**Request**
Scan the data. Collect each line that contains the word "continue".

**Data provided**

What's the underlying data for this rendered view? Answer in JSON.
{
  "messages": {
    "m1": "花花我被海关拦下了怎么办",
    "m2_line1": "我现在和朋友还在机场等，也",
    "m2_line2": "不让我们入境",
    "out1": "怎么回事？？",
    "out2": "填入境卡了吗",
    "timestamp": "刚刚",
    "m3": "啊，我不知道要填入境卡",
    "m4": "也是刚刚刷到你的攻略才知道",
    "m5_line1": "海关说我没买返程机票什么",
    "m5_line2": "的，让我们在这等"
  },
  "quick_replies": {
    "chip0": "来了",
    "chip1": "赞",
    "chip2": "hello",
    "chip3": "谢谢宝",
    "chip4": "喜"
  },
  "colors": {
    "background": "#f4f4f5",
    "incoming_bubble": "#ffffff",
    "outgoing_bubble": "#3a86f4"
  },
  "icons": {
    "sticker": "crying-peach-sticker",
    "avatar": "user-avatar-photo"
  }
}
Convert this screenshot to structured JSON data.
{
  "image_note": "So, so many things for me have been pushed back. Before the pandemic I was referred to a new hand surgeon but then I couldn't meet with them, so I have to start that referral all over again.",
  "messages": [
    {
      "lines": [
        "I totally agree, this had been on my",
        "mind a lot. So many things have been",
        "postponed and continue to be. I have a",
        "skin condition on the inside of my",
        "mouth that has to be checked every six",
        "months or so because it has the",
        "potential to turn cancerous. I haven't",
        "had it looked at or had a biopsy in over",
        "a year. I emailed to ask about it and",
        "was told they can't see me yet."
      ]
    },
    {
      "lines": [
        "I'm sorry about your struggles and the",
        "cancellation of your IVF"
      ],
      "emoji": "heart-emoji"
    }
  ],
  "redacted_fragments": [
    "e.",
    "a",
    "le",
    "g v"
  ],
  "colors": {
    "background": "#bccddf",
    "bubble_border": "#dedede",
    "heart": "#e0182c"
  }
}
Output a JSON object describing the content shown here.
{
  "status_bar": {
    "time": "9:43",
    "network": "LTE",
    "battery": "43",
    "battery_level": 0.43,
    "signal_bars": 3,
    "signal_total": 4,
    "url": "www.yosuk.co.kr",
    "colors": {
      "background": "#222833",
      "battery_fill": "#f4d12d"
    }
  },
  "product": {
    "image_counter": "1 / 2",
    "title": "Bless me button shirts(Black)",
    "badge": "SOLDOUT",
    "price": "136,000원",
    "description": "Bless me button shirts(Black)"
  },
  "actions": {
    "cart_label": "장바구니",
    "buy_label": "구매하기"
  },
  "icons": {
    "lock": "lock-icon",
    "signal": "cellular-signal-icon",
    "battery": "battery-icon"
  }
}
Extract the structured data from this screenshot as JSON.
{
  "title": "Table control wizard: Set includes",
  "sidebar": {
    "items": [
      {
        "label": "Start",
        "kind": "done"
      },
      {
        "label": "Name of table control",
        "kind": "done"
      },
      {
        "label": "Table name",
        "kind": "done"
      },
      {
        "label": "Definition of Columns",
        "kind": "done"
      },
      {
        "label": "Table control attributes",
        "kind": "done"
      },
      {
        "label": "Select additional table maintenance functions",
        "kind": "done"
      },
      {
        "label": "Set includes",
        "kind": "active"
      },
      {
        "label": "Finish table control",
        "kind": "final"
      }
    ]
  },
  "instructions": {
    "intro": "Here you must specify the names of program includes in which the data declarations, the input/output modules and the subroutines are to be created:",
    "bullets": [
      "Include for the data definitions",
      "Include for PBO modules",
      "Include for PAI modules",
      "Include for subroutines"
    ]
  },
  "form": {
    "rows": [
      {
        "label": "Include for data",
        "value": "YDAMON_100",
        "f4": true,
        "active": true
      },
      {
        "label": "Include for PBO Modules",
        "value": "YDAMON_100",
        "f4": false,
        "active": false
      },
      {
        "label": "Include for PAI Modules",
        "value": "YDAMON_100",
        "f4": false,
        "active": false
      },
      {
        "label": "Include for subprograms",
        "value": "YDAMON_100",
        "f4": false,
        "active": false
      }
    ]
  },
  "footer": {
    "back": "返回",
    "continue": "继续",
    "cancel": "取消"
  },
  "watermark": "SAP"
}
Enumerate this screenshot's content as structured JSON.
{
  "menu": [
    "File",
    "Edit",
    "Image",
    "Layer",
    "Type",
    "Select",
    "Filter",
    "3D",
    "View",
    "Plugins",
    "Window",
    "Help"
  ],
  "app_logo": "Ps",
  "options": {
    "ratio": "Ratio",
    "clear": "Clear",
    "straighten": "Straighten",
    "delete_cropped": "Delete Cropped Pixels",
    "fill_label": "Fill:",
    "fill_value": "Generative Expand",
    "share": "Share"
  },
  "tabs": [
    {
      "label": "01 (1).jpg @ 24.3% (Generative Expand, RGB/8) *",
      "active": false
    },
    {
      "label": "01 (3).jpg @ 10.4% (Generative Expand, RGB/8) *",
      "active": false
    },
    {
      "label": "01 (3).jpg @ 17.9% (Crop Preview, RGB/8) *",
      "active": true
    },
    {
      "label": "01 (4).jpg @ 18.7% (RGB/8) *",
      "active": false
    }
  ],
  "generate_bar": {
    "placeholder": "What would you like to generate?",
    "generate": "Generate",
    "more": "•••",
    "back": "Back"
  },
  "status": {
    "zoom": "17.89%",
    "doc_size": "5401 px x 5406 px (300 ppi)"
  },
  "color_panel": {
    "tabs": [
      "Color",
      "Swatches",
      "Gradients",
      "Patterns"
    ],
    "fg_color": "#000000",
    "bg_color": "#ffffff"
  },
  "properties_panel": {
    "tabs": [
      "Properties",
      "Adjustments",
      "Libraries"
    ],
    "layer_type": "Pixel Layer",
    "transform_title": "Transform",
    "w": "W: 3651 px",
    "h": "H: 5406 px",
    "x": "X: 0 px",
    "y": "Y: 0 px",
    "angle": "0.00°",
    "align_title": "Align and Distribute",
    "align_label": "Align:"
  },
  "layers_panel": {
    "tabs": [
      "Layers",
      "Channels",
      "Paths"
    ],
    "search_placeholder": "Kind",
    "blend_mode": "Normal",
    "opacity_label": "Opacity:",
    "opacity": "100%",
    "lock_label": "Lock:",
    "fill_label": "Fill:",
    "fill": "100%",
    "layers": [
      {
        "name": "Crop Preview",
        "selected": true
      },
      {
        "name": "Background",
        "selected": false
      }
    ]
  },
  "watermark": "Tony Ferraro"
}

**The answer**
        "postponed and continue to be. I have a",
    "continue": "继续",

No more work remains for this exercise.